### Exercise
For the entries that follow, tally the lines holding the string "data". Give the total and nothing else.

# # # # #

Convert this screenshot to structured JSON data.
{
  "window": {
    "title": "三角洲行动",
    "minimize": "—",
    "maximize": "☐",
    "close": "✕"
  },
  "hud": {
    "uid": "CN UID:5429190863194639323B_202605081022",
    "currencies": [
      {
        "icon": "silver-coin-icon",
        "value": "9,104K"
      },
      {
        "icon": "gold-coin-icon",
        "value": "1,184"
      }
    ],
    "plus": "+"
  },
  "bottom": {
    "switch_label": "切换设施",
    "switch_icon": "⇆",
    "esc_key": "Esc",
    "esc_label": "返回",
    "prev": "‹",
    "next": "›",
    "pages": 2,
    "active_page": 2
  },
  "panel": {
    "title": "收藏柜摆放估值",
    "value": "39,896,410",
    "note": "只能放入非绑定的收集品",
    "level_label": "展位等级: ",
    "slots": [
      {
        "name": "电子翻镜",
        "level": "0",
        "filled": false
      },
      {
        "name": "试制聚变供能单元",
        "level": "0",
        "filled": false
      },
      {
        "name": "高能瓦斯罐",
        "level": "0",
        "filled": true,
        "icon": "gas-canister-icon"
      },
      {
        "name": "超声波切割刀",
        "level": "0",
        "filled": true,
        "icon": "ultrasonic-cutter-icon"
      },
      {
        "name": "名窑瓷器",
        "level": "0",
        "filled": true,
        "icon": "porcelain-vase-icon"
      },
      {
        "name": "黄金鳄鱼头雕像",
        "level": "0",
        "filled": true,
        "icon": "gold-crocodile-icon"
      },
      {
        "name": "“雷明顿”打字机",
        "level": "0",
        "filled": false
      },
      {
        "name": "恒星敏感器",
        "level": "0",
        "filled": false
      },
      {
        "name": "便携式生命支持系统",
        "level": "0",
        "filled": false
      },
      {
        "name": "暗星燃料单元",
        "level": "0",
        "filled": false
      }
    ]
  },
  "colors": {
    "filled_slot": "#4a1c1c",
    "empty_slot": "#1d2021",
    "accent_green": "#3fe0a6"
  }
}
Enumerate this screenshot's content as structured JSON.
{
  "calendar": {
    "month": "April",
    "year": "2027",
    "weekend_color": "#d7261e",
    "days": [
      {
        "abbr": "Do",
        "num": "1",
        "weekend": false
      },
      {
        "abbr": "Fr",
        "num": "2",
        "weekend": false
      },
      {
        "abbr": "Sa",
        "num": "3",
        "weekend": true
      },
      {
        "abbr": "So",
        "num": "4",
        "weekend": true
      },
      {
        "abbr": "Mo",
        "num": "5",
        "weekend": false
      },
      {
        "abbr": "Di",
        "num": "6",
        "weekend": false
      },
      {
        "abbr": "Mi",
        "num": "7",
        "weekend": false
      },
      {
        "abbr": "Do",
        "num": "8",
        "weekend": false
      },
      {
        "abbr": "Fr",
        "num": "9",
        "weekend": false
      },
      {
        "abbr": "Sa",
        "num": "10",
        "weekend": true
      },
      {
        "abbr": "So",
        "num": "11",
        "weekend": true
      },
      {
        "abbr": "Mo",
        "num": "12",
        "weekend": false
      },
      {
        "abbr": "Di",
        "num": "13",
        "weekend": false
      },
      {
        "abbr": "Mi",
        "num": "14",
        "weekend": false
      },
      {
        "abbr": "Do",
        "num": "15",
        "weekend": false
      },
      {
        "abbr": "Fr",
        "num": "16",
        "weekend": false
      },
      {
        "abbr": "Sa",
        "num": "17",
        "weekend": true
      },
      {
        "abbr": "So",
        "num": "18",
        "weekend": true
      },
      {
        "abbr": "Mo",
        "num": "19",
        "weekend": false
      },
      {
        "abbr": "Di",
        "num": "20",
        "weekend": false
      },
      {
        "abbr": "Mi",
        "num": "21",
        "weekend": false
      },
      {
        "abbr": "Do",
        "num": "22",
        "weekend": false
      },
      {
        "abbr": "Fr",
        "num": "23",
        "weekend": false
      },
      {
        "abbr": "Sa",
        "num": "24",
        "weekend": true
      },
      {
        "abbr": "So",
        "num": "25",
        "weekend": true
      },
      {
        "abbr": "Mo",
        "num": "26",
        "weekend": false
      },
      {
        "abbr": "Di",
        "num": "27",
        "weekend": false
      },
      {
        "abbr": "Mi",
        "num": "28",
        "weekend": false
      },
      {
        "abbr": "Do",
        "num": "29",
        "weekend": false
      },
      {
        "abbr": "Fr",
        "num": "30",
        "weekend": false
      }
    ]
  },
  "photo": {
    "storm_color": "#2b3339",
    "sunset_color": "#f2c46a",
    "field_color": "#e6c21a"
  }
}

# # # # #

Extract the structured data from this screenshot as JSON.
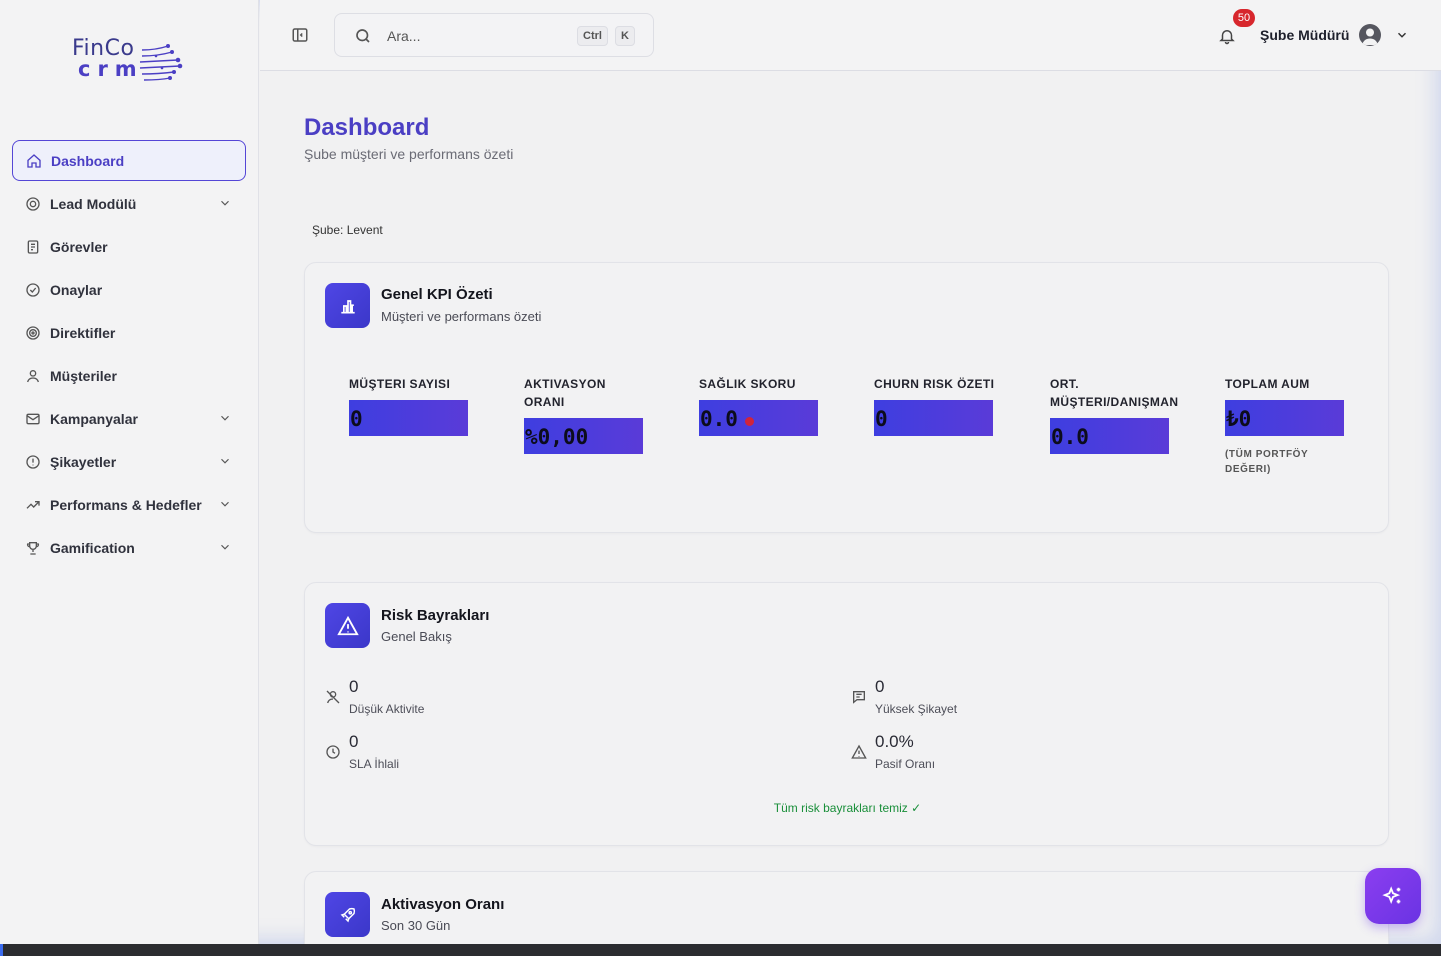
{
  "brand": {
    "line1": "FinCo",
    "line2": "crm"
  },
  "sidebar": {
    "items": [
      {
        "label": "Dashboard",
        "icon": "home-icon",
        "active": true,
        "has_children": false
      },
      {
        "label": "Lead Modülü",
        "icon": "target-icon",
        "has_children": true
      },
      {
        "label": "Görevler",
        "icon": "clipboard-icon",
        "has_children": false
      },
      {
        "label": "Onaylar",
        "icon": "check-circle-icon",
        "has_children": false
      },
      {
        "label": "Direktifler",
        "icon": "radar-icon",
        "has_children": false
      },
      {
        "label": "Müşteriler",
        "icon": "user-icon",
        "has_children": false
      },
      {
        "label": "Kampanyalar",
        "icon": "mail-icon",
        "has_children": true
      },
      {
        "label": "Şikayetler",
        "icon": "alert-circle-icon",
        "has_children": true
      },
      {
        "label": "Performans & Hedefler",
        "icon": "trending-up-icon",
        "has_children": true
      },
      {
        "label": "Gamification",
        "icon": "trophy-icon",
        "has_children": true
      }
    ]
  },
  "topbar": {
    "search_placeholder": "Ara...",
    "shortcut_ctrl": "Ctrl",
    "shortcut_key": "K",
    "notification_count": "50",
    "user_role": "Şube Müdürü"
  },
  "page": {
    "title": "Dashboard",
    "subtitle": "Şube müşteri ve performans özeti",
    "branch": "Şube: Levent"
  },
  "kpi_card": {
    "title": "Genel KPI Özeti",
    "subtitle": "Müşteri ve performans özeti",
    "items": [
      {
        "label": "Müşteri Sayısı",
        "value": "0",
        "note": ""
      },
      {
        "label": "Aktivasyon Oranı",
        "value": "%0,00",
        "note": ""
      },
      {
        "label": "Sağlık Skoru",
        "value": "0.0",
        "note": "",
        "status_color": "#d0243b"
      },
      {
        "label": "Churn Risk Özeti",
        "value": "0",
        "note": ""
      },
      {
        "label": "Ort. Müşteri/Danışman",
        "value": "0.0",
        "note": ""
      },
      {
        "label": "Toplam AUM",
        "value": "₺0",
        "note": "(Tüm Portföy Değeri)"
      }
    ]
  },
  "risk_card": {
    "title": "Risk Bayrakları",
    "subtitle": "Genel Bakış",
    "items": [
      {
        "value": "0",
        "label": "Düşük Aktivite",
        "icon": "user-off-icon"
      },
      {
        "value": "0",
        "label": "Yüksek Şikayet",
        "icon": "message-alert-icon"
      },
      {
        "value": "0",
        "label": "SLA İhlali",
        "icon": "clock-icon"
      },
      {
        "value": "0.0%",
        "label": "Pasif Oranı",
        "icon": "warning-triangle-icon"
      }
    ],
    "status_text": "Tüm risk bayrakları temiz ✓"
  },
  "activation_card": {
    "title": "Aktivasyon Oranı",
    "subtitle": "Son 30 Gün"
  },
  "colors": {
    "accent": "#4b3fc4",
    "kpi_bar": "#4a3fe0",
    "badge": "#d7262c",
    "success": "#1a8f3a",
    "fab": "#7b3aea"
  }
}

# # # # #

### The answer
2